Required work: Copy out all the records exactly.

START Input

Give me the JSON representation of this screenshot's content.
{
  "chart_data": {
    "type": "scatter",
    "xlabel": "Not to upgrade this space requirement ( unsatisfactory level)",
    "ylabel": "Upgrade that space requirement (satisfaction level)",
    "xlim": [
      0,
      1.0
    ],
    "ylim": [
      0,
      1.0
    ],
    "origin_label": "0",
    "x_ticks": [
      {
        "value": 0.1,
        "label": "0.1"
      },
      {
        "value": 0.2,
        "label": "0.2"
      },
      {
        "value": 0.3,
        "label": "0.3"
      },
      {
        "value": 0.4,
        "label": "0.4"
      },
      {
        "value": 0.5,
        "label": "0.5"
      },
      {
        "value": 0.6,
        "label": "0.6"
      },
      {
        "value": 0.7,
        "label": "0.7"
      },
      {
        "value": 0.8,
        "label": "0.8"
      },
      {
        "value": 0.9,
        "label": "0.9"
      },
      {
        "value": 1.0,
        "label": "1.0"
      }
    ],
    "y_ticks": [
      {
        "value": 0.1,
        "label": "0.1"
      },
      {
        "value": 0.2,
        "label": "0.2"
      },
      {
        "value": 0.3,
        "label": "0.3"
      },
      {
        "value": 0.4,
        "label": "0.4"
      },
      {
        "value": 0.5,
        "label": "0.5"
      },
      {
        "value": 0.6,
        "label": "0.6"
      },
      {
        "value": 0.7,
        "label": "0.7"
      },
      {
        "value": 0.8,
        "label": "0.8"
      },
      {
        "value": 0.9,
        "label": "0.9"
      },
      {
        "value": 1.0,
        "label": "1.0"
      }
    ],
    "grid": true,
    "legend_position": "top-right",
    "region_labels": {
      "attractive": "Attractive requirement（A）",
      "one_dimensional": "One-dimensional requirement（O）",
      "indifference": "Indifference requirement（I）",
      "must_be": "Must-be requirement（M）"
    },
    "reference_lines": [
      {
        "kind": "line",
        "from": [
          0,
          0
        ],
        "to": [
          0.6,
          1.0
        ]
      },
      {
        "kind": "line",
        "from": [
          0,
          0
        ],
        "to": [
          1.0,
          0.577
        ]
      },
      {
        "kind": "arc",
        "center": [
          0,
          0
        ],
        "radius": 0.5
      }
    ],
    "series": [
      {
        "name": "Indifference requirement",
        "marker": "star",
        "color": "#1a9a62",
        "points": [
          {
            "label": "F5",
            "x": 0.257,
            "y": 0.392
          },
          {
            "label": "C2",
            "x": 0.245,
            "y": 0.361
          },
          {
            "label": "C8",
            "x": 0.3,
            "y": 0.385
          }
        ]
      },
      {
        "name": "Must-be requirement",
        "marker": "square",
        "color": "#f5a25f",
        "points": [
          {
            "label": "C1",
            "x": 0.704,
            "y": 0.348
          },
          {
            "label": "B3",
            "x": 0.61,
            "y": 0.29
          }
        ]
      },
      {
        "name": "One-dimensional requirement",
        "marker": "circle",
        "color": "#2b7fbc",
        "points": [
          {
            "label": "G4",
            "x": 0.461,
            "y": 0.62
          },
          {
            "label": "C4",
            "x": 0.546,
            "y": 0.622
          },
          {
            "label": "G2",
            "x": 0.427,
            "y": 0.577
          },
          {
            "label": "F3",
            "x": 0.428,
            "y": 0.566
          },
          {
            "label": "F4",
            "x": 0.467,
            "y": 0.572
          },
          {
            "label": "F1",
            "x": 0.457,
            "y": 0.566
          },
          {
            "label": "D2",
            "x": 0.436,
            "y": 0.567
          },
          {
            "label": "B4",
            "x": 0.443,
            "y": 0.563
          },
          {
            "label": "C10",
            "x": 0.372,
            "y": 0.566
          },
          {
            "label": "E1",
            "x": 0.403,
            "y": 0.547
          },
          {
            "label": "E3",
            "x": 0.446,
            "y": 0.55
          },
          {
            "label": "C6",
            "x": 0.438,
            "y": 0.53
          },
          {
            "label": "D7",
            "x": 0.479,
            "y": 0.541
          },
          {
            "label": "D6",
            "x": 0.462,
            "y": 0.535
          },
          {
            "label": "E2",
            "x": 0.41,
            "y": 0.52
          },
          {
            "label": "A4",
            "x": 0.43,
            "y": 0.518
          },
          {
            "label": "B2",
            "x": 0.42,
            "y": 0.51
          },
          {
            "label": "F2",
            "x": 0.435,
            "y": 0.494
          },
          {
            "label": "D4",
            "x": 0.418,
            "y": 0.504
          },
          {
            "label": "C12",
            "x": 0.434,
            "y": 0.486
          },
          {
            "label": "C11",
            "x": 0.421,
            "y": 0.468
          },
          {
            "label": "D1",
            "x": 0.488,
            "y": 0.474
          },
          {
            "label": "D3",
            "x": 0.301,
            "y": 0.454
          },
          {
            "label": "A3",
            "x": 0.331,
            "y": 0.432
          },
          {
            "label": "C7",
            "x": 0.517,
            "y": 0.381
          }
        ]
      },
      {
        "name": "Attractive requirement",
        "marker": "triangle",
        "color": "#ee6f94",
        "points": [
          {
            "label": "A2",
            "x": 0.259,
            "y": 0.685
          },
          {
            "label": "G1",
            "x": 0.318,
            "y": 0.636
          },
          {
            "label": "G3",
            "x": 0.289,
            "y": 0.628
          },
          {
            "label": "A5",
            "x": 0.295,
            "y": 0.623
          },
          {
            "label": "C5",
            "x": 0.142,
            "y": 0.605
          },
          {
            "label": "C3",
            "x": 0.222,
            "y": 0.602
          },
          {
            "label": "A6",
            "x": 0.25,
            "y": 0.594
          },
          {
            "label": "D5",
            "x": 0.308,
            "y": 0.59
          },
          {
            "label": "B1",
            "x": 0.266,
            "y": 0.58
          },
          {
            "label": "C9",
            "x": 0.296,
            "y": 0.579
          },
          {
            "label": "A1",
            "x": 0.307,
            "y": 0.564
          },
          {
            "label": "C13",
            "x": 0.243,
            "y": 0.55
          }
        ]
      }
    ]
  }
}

END Input

Written reply:
Give me the JSON representation of this screenshot's content.
{
  "chart_data": {
    "type": "scatter",
    "xlabel": "Not to upgrade this space requirement ( unsatisfactory level)",
    "ylabel": "Upgrade that space requirement (satisfaction level)",
    "xlim": [
      0,
      1.0
    ],
    "ylim": [
      0,
      1.0
    ],
    "origin_label": "0",
    "x_ticks": [
      {
        "value": 0.1,
        "label": "0.1"
      },
      {
        "value": 0.2,
        "label": "0.2"
      },
      {
        "value": 0.3,
        "label": "0.3"
      },
      {
        "value": 0.4,
        "label": "0.4"
      },
      {
        "value": 0.5,
        "label": "0.5"
      },
      {
        "value": 0.6,
        "label": "0.6"
      },
      {
        "value": 0.7,
        "label": "0.7"
      },
      {
        "value": 0.8,
        "label": "0.8"
      },
      {
        "value": 0.9,
        "label": "0.9"
      },
      {
        "value": 1.0,
        "label": "1.0"
      }
    ],
    "y_ticks": [
      {
        "value": 0.1,
        "label": "0.1"
      },
      {
        "value": 0.2,
        "label": "0.2"
      },
      {
        "value": 0.3,
        "label": "0.3"
      },
      {
        "value": 0.4,
        "label": "0.4"
      },
      {
        "value": 0.5,
        "label": "0.5"
      },
      {
        "value": 0.6,
        "label": "0.6"
      },
      {
        "value": 0.7,
        "label": "0.7"
      },
      {
        "value": 0.8,
        "label": "0.8"
      },
      {
        "value": 0.9,
        "label": "0.9"
      },
      {
        "value": 1.0,
        "label": "1.0"
      }
    ],
    "grid": true,
    "legend_position": "top-right",
    "region_labels": {
      "attractive": "Attractive requirement（A）",
      "one_dimensional": "One-dimensional requirement（O）",
      "indifference": "Indifference requirement（I）",
      "must_be": "Must-be requirement（M）"
    },
    "reference_lines": [
      {
        "kind": "line",
        "from": [
          0,
          0
        ],
        "to": [
          0.6,
          1.0
        ]
      },
      {
        "kind": "line",
        "from": [
          0,
          0
        ],
        "to": [
          1.0,
          0.577
        ]
      },
      {
        "kind": "arc",
        "center": [
          0,
          0
        ],
        "radius": 0.5
      }
    ],
    "series": [
      {
        "name": "Indifference requirement",
        "marker": "star",
        "color": "#1a9a62",
        "points": [
          {
            "label": "F5",
            "x": 0.257,
            "y": 0.392
          },
          {
            "label": "C2",
            "x": 0.245,
            "y": 0.361
          },
          {
            "label": "C8",
            "x": 0.3,
            "y": 0.385
          }
        ]
      },
      {
        "name": "Must-be requirement",
        "marker": "square",
        "color": "#f5a25f",
        "points": [
          {
            "label": "C1",
            "x": 0.704,
            "y": 0.348
          },
          {
            "label": "B3",
            "x": 0.61,
            "y": 0.29
          }
        ]
      },
      {
        "name": "One-dimensional requirement",
        "marker": "circle",
        "color": "#2b7fbc",
        "points": [
          {
            "label": "G4",
            "x": 0.461,
            "y": 0.62
          },
          {
            "label": "C4",
            "x": 0.546,
            "y": 0.622
          },
          {
            "label": "G2",
            "x": 0.427,
            "y": 0.577
          },
          {
            "label": "F3",
            "x": 0.428,
            "y": 0.566
          },
          {
            "label": "F4",
            "x": 0.467,
            "y": 0.572
          },
          {
            "label": "F1",
            "x": 0.457,
            "y": 0.566
          },
          {
            "label": "D2",
            "x": 0.436,
            "y": 0.567
          },
          {
            "label": "B4",
            "x": 0.443,
            "y": 0.563
          },
          {
            "label": "C10",
            "x": 0.372,
            "y": 0.566
          },
          {
            "label": "E1",
            "x": 0.403,
            "y": 0.547
          },
          {
            "label": "E3",
            "x": 0.446,
            "y": 0.55
          },
          {
            "label": "C6",
            "x": 0.438,
            "y": 0.53
          },
          {
            "label": "D7",
            "x": 0.479,
            "y": 0.541
          },
          {
            "label": "D6",
            "x": 0.462,
            "y": 0.535
          },
          {
            "label": "E2",
            "x": 0.41,
            "y": 0.52
          },
          {
            "label": "A4",
            "x": 0.43,
            "y": 0.518
          },
          {
            "label": "B2",
            "x": 0.42,
            "y": 0.51
          },
          {
            "label": "F2",
            "x": 0.435,
            "y": 0.494
          },
          {
            "label": "D4",
            "x": 0.418,
            "y": 0.504
          },
          {
            "label": "C12",
            "x": 0.434,
            "y": 0.486
          },
          {
            "label": "C11",
            "x": 0.421,
            "y": 0.468
          },
          {
            "label": "D1",
            "x": 0.488,
            "y": 0.474
          },
          {
            "label": "D3",
            "x": 0.301,
            "y": 0.454
          },
          {
            "label": "A3",
            "x": 0.331,
            "y": 0.432
          },
          {
            "label": "C7",
            "x": 0.517,
            "y": 0.381
          }
        ]
      },
      {
        "name": "Attractive requirement",
        "marker": "triangle",
        "color": "#ee6f94",
        "points": [
          {
            "label": "A2",
            "x": 0.259,
            "y": 0.685
          },
          {
            "label": "G1",
            "x": 0.318,
            "y": 0.636
          },
          {
            "label": "G3",
            "x": 0.289,
            "y": 0.628
          },
          {
            "label": "A5",
            "x": 0.295,
            "y": 0.623
          },
          {
            "label": "C5",
            "x": 0.142,
            "y": 0.605
          },
          {
            "label": "C3",
            "x": 0.222,
            "y": 0.602
          },
          {
            "label": "A6",
            "x": 0.25,
            "y": 0.594
          },
          {
            "label": "D5",
            "x": 0.308,
            "y": 0.59
          },
          {
            "label": "B1",
            "x": 0.266,
            "y": 0.58
          },
          {
            "label": "C9",
            "x": 0.296,
            "y": 0.579
          },
          {
            "label": "A1",
            "x": 0.307,
            "y": 0.564
          },
          {
            "label": "C13",
            "x": 0.243,
            "y": 0.55
          }
        ]
      }
    ]
  }
}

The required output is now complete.